**Task requirements:** Only the number is wanted: how many lines contain "name"?

**Extracts from a graphics dataset:**
· · · ·

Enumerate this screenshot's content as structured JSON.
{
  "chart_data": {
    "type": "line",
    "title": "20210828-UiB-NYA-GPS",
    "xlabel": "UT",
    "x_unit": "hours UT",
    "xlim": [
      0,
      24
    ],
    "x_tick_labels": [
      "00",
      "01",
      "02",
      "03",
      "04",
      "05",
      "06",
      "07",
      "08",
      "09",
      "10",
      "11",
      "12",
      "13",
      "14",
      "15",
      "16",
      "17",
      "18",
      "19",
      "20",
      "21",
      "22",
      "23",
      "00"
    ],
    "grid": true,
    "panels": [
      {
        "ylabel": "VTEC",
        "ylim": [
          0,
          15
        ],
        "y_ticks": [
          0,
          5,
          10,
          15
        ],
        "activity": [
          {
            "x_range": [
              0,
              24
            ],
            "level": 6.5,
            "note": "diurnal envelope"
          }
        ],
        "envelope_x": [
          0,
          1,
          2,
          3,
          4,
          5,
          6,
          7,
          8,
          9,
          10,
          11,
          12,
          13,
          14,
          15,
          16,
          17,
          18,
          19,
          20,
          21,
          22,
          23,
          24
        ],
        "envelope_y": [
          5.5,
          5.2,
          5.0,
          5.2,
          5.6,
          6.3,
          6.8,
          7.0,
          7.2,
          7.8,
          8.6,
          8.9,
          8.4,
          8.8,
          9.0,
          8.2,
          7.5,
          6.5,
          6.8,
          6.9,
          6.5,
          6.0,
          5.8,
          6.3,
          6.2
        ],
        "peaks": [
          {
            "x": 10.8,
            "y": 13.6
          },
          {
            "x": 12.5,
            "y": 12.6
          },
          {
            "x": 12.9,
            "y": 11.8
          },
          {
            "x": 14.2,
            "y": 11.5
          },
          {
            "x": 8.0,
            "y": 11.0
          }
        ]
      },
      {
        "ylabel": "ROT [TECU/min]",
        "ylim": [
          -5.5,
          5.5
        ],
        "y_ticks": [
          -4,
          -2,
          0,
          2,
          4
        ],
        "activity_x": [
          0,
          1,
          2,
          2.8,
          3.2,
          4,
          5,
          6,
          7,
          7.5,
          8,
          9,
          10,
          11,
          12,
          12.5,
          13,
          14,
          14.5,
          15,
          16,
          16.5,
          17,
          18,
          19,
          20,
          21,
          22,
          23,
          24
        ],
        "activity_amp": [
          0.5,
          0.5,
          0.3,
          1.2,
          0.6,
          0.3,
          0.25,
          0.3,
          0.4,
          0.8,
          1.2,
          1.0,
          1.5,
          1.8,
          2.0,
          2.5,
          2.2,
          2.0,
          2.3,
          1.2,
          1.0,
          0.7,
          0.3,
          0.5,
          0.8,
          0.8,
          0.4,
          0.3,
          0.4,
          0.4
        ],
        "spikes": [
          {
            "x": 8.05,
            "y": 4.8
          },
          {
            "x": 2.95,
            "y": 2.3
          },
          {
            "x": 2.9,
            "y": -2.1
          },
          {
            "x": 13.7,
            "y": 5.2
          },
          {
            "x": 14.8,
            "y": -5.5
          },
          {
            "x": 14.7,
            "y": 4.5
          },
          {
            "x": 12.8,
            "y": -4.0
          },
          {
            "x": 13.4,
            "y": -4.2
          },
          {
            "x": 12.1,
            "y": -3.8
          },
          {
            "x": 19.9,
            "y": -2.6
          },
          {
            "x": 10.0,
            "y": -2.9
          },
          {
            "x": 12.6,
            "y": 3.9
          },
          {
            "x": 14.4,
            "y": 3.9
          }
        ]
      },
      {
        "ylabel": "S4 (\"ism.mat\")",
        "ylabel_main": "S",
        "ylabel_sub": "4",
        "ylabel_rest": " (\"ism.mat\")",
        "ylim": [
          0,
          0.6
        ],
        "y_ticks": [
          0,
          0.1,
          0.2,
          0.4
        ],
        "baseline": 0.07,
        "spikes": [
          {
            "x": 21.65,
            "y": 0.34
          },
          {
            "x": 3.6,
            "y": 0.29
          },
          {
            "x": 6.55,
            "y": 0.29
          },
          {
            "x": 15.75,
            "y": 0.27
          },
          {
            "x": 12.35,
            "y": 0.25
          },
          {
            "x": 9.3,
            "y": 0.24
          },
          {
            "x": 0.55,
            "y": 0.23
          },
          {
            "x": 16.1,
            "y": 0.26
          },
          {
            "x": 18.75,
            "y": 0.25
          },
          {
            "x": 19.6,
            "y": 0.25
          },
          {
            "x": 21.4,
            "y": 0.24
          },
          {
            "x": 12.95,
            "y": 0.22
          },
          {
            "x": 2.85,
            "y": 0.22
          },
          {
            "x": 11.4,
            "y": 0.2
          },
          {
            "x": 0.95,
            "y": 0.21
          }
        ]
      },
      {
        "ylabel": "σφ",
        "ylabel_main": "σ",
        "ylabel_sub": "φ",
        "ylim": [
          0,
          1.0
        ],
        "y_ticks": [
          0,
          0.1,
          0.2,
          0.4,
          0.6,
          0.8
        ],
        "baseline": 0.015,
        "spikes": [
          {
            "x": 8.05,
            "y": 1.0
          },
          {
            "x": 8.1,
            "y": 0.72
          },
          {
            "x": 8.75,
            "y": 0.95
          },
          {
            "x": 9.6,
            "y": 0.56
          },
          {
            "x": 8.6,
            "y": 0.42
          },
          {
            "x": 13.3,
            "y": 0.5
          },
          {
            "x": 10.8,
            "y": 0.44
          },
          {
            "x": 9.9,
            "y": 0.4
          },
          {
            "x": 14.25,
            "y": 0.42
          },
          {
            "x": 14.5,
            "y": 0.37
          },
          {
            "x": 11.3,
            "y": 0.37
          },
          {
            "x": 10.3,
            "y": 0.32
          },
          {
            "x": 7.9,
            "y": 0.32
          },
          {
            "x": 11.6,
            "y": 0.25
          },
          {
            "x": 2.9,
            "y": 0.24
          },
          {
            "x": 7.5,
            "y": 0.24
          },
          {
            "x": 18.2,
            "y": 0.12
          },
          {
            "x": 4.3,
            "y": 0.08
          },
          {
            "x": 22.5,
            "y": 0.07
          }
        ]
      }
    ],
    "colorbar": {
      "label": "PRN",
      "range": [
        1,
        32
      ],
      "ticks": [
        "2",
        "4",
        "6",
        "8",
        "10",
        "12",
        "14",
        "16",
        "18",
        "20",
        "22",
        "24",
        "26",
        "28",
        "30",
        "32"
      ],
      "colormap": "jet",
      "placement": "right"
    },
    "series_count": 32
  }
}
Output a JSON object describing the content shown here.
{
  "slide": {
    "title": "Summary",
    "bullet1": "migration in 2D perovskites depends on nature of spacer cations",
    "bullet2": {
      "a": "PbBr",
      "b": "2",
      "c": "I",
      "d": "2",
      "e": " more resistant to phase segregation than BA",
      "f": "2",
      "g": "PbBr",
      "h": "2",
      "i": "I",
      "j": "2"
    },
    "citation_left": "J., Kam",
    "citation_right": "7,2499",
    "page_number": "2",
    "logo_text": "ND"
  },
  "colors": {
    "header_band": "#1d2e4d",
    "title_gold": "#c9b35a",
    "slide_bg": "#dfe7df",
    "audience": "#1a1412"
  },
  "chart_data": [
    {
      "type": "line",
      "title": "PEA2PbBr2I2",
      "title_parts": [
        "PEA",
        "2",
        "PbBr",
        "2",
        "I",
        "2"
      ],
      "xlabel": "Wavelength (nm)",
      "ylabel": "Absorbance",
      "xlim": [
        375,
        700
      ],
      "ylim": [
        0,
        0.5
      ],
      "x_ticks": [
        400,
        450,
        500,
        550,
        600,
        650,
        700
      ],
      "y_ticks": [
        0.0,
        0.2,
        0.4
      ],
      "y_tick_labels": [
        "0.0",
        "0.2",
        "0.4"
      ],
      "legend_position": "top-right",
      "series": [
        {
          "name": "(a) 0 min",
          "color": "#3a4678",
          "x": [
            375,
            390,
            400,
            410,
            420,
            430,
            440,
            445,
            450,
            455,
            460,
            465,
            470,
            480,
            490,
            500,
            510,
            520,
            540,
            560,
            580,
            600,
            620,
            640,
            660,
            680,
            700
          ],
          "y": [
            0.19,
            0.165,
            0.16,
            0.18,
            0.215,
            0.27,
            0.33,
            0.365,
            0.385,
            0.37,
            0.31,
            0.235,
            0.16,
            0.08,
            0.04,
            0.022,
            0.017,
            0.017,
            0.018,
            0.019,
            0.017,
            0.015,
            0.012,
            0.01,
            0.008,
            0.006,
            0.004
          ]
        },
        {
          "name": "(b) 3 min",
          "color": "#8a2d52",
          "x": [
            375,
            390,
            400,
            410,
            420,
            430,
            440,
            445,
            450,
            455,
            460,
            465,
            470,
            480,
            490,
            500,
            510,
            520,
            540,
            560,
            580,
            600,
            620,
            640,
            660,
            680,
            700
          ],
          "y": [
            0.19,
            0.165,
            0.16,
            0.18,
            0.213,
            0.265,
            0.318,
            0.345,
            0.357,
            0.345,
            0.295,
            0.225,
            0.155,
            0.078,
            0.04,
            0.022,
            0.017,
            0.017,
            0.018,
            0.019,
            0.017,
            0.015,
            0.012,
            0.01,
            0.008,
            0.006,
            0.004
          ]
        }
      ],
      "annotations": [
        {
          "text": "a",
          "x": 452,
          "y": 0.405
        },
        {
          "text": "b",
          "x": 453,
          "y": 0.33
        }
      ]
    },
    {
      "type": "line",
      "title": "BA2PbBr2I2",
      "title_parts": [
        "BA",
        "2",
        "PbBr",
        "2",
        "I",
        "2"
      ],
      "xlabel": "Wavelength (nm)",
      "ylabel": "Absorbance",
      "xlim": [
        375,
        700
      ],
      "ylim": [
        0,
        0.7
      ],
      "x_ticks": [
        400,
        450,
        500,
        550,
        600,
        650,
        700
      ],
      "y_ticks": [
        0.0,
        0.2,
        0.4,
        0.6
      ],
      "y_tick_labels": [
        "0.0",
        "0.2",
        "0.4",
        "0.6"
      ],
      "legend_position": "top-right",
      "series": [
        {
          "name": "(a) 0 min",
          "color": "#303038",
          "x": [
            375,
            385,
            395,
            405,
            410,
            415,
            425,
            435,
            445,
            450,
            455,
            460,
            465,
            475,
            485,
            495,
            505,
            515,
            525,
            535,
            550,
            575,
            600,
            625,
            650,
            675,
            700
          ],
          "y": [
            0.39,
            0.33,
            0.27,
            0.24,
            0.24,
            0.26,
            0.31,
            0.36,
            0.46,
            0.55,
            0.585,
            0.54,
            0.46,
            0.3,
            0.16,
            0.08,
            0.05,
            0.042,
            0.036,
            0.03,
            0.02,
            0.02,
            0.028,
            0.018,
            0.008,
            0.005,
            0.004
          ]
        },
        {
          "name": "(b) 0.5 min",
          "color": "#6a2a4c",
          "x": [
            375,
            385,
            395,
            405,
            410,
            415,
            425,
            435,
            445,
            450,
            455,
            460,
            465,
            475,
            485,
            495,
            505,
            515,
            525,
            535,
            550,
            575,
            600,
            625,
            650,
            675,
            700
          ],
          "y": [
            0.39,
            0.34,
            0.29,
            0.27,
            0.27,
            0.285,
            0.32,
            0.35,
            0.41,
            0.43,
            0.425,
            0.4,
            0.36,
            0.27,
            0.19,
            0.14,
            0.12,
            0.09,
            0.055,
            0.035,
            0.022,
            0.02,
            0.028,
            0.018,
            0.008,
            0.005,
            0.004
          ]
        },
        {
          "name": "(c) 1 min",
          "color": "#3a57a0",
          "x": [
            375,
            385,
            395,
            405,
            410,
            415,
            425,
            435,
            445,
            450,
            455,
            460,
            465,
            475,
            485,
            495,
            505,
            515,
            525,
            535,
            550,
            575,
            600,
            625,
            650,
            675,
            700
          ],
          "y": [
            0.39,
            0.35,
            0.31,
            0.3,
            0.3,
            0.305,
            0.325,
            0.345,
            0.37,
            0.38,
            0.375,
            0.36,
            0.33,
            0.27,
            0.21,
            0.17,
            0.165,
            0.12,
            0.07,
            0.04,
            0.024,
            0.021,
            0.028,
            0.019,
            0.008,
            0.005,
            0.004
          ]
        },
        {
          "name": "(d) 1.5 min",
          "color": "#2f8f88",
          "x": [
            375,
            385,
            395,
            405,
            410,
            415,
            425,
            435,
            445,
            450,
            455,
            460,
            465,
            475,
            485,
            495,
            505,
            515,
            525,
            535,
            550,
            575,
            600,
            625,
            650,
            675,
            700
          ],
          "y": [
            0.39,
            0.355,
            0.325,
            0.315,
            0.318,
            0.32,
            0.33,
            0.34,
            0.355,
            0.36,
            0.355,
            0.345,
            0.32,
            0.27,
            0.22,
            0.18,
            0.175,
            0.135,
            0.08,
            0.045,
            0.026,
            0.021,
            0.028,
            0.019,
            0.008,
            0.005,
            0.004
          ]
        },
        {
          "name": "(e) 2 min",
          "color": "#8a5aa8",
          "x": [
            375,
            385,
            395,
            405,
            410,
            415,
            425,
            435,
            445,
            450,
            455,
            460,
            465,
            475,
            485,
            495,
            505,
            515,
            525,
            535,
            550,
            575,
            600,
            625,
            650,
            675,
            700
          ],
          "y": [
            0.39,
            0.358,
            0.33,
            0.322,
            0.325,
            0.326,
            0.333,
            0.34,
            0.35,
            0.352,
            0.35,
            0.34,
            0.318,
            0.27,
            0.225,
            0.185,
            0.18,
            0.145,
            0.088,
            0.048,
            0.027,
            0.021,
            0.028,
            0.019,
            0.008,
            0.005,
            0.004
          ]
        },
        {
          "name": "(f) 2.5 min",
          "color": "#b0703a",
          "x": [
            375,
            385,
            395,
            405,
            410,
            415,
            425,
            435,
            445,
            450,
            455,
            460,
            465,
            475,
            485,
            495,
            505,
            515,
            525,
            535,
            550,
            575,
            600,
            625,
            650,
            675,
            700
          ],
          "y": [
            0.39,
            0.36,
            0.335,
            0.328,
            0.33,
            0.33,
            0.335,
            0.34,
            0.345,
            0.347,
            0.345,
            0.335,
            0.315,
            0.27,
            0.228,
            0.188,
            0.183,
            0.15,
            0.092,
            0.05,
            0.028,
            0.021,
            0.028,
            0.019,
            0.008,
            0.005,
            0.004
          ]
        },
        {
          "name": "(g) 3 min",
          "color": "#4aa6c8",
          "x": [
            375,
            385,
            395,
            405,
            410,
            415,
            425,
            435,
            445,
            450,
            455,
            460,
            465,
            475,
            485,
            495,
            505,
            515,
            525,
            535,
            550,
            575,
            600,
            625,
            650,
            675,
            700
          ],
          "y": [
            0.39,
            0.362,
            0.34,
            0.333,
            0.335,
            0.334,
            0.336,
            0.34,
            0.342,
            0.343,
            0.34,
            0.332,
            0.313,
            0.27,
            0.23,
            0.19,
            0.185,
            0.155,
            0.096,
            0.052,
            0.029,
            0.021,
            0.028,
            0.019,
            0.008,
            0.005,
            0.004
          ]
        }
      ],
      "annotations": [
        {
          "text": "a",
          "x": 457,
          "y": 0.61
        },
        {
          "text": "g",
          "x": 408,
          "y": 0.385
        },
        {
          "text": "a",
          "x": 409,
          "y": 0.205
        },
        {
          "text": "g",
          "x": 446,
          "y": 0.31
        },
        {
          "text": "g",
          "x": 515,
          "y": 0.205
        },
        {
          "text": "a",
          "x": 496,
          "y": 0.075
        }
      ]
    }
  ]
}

· · · ·

**Right answer:** 9